Record excerpts
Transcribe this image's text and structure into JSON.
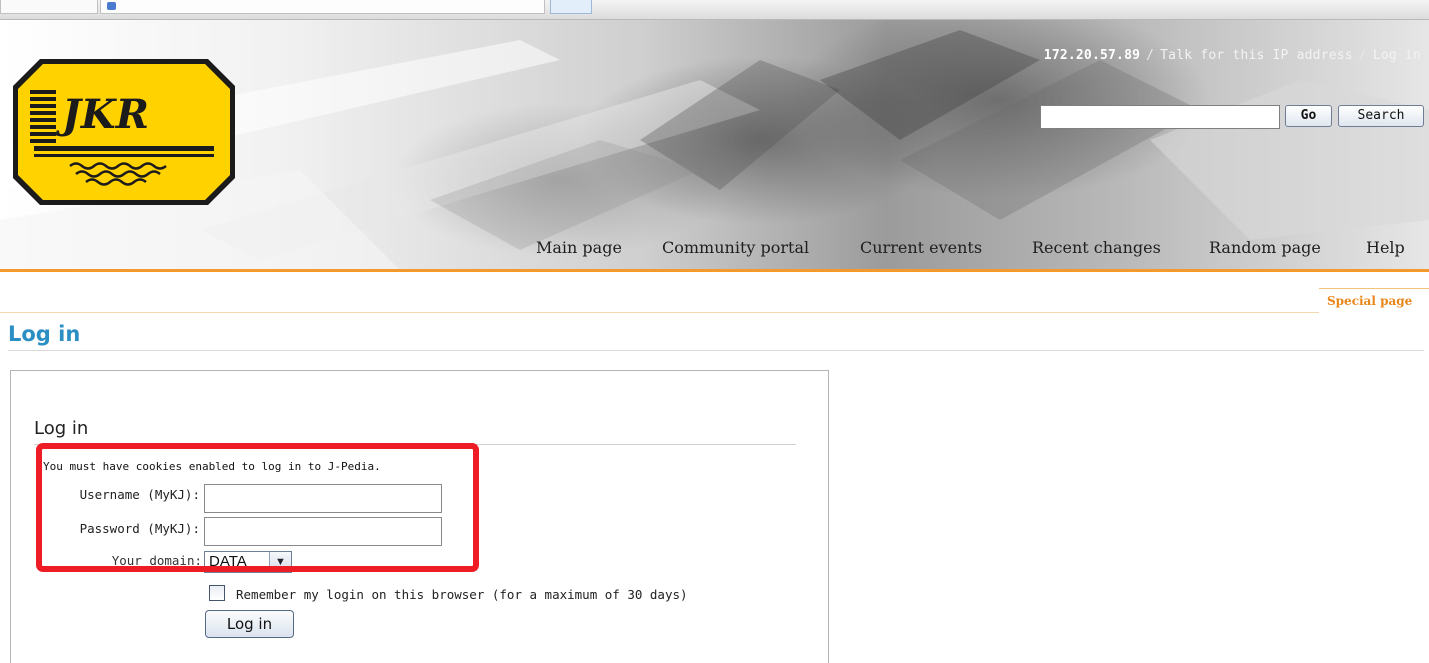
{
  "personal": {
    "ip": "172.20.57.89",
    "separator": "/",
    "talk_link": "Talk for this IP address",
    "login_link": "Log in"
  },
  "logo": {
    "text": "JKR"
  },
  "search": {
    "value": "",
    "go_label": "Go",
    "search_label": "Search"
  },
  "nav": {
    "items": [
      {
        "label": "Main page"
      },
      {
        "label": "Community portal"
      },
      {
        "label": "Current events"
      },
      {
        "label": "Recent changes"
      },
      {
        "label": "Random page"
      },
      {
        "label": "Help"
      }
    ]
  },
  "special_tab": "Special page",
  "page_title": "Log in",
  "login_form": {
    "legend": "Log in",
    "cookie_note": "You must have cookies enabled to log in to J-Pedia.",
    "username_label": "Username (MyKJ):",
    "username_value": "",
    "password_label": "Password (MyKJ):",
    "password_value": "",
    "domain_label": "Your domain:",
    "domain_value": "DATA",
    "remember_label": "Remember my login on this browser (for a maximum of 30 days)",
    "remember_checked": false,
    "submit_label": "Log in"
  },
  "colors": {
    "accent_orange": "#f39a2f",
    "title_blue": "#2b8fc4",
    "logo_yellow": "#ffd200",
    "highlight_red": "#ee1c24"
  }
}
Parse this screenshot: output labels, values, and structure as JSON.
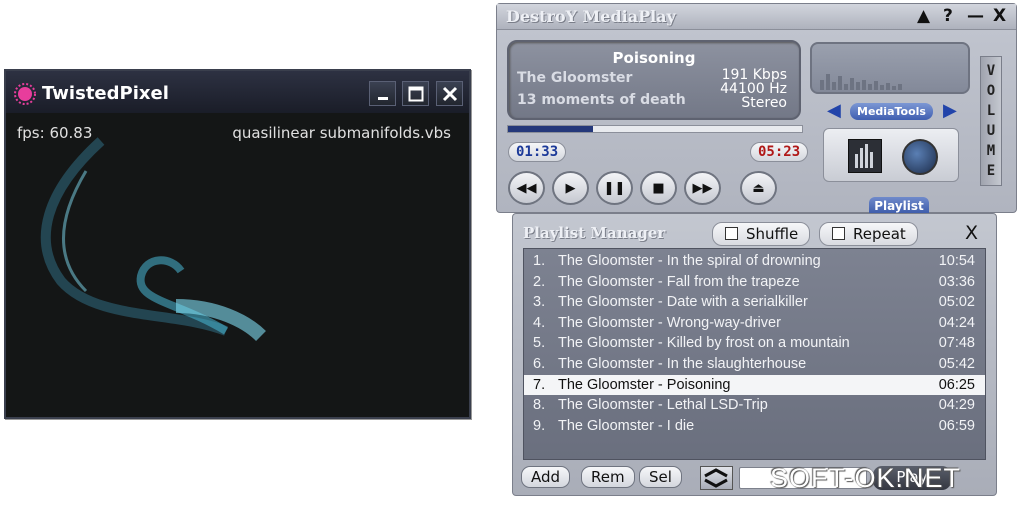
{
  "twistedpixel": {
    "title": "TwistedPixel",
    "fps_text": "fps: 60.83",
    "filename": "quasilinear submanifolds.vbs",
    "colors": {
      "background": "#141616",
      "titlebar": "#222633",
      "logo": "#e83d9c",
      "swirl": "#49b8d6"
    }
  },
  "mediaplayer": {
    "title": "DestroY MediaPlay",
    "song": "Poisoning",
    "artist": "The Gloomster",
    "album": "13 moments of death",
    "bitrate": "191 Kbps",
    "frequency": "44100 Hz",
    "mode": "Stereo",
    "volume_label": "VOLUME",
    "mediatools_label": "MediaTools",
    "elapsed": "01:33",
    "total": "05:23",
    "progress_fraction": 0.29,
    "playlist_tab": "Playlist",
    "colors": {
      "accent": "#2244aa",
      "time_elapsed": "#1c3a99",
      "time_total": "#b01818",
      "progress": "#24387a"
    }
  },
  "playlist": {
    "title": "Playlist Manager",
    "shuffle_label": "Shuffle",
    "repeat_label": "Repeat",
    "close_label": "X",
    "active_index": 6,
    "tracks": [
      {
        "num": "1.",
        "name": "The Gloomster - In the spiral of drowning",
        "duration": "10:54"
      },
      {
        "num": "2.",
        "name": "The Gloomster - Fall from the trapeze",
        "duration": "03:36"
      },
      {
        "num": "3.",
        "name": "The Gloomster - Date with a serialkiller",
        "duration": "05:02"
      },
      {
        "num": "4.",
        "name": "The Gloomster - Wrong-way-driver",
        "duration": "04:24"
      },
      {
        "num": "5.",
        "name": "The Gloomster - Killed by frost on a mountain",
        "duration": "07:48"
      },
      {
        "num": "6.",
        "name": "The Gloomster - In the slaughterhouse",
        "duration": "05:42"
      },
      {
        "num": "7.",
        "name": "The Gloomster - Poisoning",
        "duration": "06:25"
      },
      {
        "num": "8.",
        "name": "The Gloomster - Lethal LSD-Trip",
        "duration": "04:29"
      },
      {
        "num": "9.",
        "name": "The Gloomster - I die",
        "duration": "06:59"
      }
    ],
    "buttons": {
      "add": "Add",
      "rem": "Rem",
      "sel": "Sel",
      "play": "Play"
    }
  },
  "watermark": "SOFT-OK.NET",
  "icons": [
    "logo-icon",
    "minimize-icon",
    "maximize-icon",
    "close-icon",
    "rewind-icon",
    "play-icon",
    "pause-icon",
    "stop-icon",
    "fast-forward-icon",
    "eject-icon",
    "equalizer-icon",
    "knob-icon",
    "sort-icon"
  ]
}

Exercise brief
List every line above that holds the word "JSON".

Solved problem
Transcribe this image's text and structure into JSON.
Parse this screenshot: output labels, values, and structure as JSON.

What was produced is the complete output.